- [Exercise description]
Go through the entries below and print each one exactly, leaving out pictures.

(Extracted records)
## Start
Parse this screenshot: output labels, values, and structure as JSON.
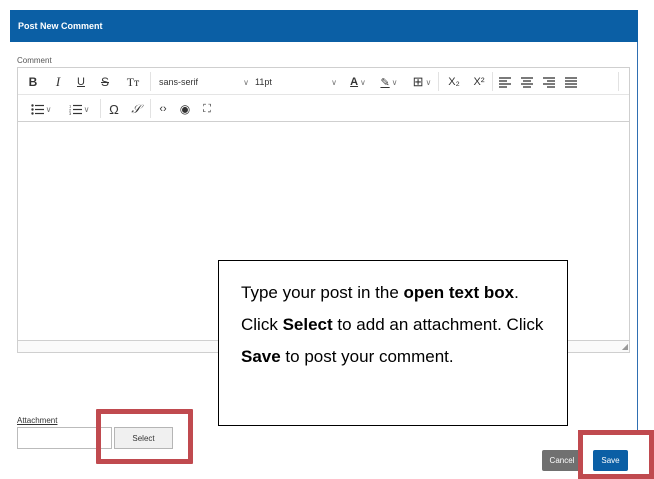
{
  "dialog": {
    "title": "Post New Comment"
  },
  "comment": {
    "label": "Comment"
  },
  "toolbar": {
    "bold": "B",
    "italic": "I",
    "underline": "U",
    "strikethrough": "S",
    "font_size_icon": "Tт",
    "font_family": "sans-serif",
    "font_size": "11pt",
    "text_color": "A",
    "highlight": "✎",
    "table": "⊞",
    "subscript": "X₂",
    "superscript": "X²",
    "bullet_list": "☰",
    "numbered_list": "☰",
    "special_char": "Ω",
    "link": "𝒮",
    "source_code": "‹›",
    "preview": "◉",
    "fullscreen": "⛶"
  },
  "callout": {
    "parts": [
      "Type your post in the ",
      "open text box",
      ". Click ",
      "Select",
      " to add an attachment. Click ",
      "Save",
      " to post your comment."
    ]
  },
  "attachment": {
    "label": "Attachment",
    "select_label": "Select"
  },
  "actions": {
    "cancel_label": "Cancel",
    "save_label": "Save"
  },
  "colors": {
    "header": "#0b5fa5",
    "highlight_box": "#c04a4f",
    "cancel": "#707070"
  }
}
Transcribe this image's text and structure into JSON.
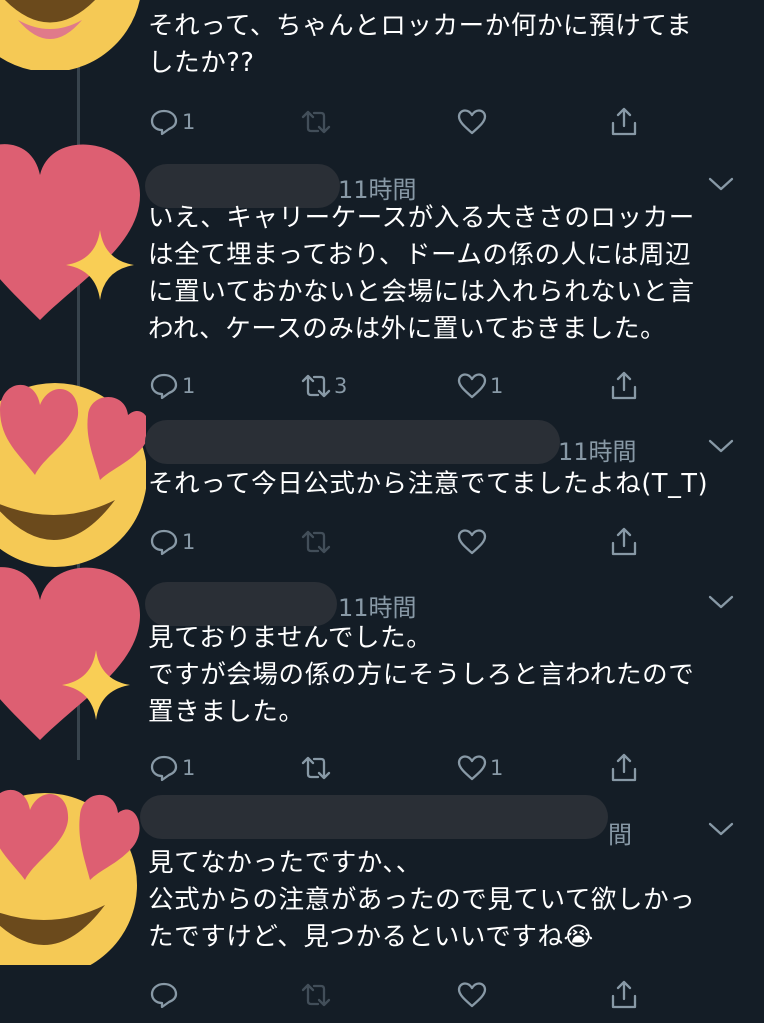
{
  "colors": {
    "background": "#141d26",
    "text": "#ffffff",
    "secondary": "#8899a6",
    "thread_line": "#38444d",
    "heart_pink": "#dd5f72",
    "sparkle_yellow": "#f9ce55",
    "face_yellow": "#f5c955"
  },
  "tweets": [
    {
      "time": "",
      "body": "それって、ちゃんとロッカーか何かに預けてま\nしたか??",
      "reply_count": "1",
      "retweet_count": "",
      "like_count": "",
      "avatar": "heart-eyes-face"
    },
    {
      "time": "11時間",
      "body": "いえ、キャリーケースが入る大きさのロッカー\nは全て埋まっており、ドームの係の人には周辺\nに置いておかないと会場には入れられないと言\nわれ、ケースのみは外に置いておきました。",
      "reply_count": "1",
      "retweet_count": "3",
      "like_count": "1",
      "avatar": "sparkling-heart"
    },
    {
      "time": "11時間",
      "body": "それって今日公式から注意でてましたよね(T_T)",
      "reply_count": "1",
      "retweet_count": "",
      "like_count": "",
      "avatar": "heart-eyes-face"
    },
    {
      "time": "11時間",
      "body": "見ておりませんでした。\nですが会場の係の方にそうしろと言われたので\n置きました。",
      "reply_count": "1",
      "retweet_count": "",
      "like_count": "1",
      "avatar": "sparkling-heart"
    },
    {
      "time": "間",
      "body": "見てなかったですか、、\n公式からの注意があったので見ていて欲しかっ\nたですけど、見つかるといいですね😭",
      "reply_count": "",
      "retweet_count": "",
      "like_count": "",
      "avatar": "heart-eyes-face"
    }
  ]
}
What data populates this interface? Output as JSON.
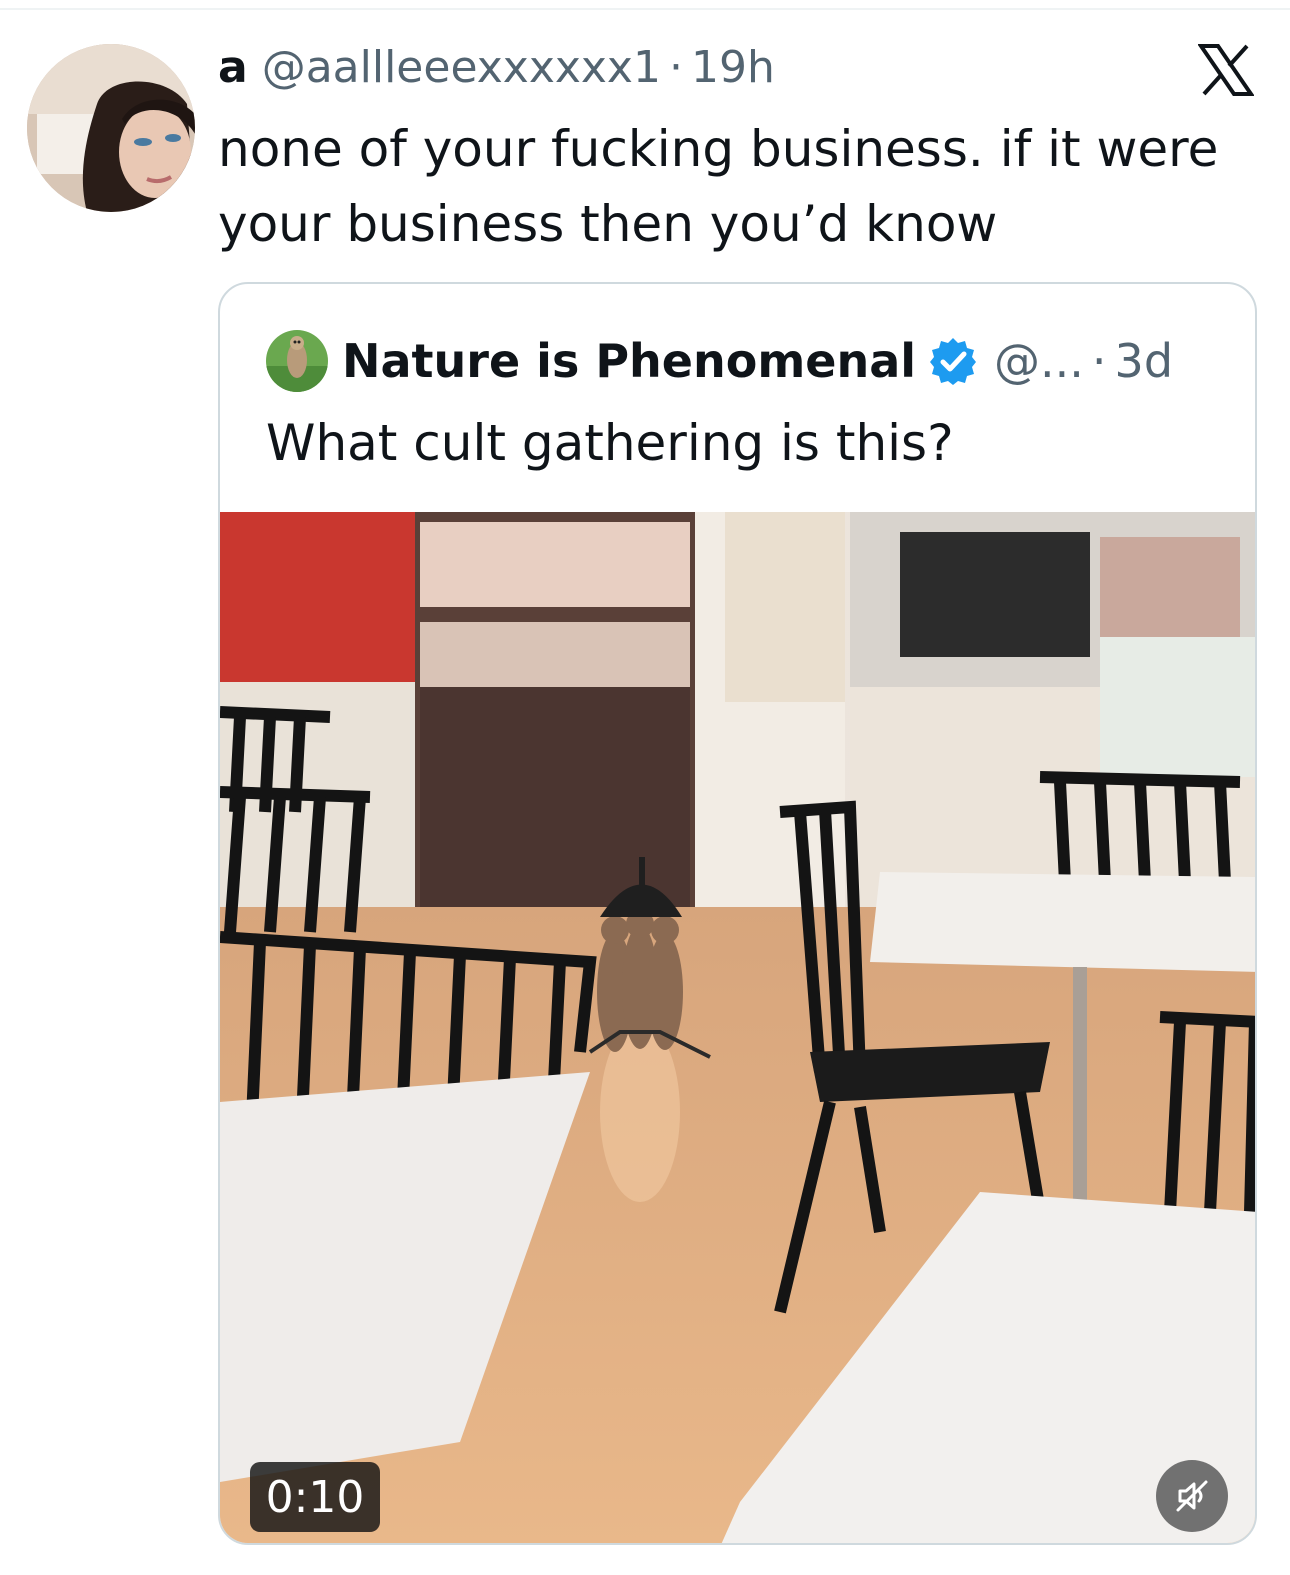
## End
- [Answer to the task]
Parse this screenshot: output labels, values, and structure as JSON.
{
  "dialog": {
    "title": "Post New Comment"
  },
  "comment": {
    "label": "Comment"
  },
  "toolbar": {
    "bold": "B",
    "italic": "I",
    "underline": "U",
    "strikethrough": "S",
    "font_size_icon": "Tт",
    "font_family": "sans-serif",
    "font_size": "11pt",
    "text_color": "A",
    "highlight": "✎",
    "table": "⊞",
    "subscript": "X₂",
    "superscript": "X²",
    "bullet_list": "☰",
    "numbered_list": "☰",
    "special_char": "Ω",
    "link": "𝒮",
    "source_code": "‹›",
    "preview": "◉",
    "fullscreen": "⛶"
  },
  "callout": {
    "parts": [
      "Type your post in the ",
      "open text box",
      ". Click ",
      "Select",
      " to add an attachment. Click ",
      "Save",
      " to post your comment."
    ]
  },
  "attachment": {
    "label": "Attachment",
    "select_label": "Select"
  },
  "actions": {
    "cancel_label": "Cancel",
    "save_label": "Save"
  },
  "colors": {
    "header": "#0b5fa5",
    "highlight_box": "#c04a4f",
    "cancel": "#707070"
  }
}
Transcribe this image's text and structure into JSON.
{
  "colors": {
    "background": "#141d26",
    "text": "#ffffff",
    "secondary": "#8899a6",
    "thread_line": "#38444d",
    "heart_pink": "#dd5f72",
    "sparkle_yellow": "#f9ce55",
    "face_yellow": "#f5c955"
  },
  "tweets": [
    {
      "time": "",
      "body": "それって、ちゃんとロッカーか何かに預けてま\nしたか??",
      "reply_count": "1",
      "retweet_count": "",
      "like_count": "",
      "avatar": "heart-eyes-face"
    },
    {
      "time": "11時間",
      "body": "いえ、キャリーケースが入る大きさのロッカー\nは全て埋まっており、ドームの係の人には周辺\nに置いておかないと会場には入れられないと言\nわれ、ケースのみは外に置いておきました。",
      "reply_count": "1",
      "retweet_count": "3",
      "like_count": "1",
      "avatar": "sparkling-heart"
    },
    {
      "time": "11時間",
      "body": "それって今日公式から注意でてましたよね(T_T)",
      "reply_count": "1",
      "retweet_count": "",
      "like_count": "",
      "avatar": "heart-eyes-face"
    },
    {
      "time": "11時間",
      "body": "見ておりませんでした。\nですが会場の係の方にそうしろと言われたので\n置きました。",
      "reply_count": "1",
      "retweet_count": "",
      "like_count": "1",
      "avatar": "sparkling-heart"
    },
    {
      "time": "間",
      "body": "見てなかったですか、、\n公式からの注意があったので見ていて欲しかっ\nたですけど、見つかるといいですね😭",
      "reply_count": "",
      "retweet_count": "",
      "like_count": "",
      "avatar": "heart-eyes-face"
    }
  ]
}
What data populates this interface? Output as JSON.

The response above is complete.